• _TASK BRIEF_
Of the lines in this material, how many contain "TextView"? Answer with a single number only.

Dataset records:
## Begin

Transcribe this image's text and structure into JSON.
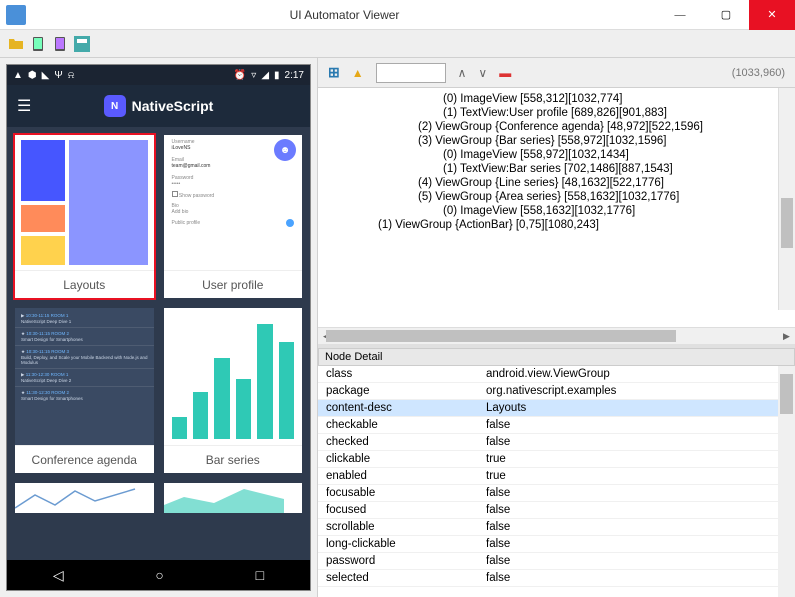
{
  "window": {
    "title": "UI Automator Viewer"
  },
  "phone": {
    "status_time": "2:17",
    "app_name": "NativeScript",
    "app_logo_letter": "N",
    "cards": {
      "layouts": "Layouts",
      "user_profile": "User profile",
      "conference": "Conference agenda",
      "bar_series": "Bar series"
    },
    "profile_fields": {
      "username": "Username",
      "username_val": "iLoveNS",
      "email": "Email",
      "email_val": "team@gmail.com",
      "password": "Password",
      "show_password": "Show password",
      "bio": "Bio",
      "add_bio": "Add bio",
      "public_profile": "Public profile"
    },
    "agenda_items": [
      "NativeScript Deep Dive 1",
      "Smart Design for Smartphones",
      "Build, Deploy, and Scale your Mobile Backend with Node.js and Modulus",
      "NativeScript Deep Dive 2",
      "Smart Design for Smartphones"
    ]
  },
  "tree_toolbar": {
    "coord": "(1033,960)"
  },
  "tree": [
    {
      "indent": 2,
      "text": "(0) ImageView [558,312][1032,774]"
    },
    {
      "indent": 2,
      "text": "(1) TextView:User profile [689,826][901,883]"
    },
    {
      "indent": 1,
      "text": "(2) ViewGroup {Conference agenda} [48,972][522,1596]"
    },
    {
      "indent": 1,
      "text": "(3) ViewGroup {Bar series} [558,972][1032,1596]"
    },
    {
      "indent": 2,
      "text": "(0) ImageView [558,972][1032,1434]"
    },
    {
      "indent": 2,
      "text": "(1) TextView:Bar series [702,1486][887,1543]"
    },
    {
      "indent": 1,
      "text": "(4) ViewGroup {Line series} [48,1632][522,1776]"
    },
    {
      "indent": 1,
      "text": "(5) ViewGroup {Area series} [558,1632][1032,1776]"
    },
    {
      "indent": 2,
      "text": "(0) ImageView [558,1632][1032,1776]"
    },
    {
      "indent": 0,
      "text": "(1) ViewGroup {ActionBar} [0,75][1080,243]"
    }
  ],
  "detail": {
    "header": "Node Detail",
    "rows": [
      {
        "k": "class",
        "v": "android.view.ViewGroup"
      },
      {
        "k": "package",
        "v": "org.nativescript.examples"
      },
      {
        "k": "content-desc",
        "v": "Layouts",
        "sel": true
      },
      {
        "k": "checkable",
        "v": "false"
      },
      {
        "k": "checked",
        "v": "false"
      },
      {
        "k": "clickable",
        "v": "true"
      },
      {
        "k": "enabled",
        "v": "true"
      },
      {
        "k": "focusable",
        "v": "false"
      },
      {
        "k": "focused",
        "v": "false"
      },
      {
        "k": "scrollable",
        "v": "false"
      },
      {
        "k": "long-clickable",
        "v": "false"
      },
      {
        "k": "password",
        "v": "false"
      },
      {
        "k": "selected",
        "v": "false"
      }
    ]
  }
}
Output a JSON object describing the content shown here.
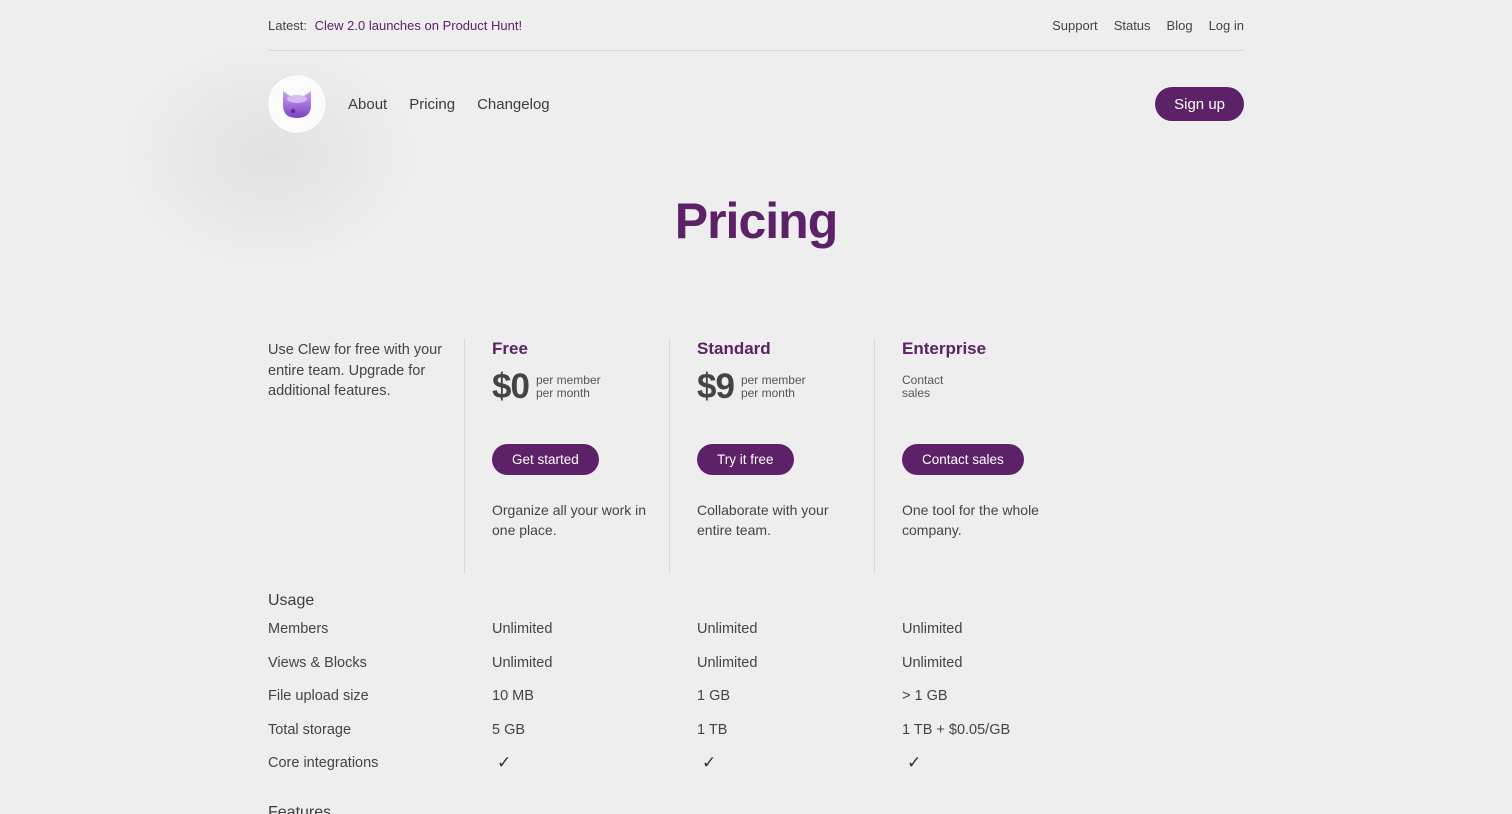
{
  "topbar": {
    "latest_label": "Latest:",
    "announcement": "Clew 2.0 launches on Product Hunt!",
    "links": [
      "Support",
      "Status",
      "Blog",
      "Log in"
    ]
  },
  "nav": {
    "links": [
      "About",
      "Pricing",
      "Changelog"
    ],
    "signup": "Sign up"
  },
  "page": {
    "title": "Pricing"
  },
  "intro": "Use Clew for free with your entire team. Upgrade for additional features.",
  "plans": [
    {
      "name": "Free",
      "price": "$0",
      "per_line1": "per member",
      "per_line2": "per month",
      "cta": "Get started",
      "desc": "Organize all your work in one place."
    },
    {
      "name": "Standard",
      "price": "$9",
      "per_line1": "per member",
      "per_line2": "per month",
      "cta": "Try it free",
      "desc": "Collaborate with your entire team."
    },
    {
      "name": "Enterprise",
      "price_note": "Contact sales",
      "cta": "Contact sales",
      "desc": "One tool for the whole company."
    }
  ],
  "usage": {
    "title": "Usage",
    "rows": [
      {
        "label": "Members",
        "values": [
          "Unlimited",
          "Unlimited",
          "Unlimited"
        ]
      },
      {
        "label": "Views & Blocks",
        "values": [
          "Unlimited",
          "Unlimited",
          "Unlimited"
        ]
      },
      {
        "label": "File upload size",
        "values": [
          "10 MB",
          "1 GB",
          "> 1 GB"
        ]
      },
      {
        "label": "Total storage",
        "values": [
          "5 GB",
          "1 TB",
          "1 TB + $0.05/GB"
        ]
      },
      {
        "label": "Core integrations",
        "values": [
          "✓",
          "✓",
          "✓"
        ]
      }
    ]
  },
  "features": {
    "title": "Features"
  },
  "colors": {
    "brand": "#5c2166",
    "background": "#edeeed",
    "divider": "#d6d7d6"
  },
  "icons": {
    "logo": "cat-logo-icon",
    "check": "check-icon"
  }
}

## End

• _ANSWER TO THE PROBLEM_
2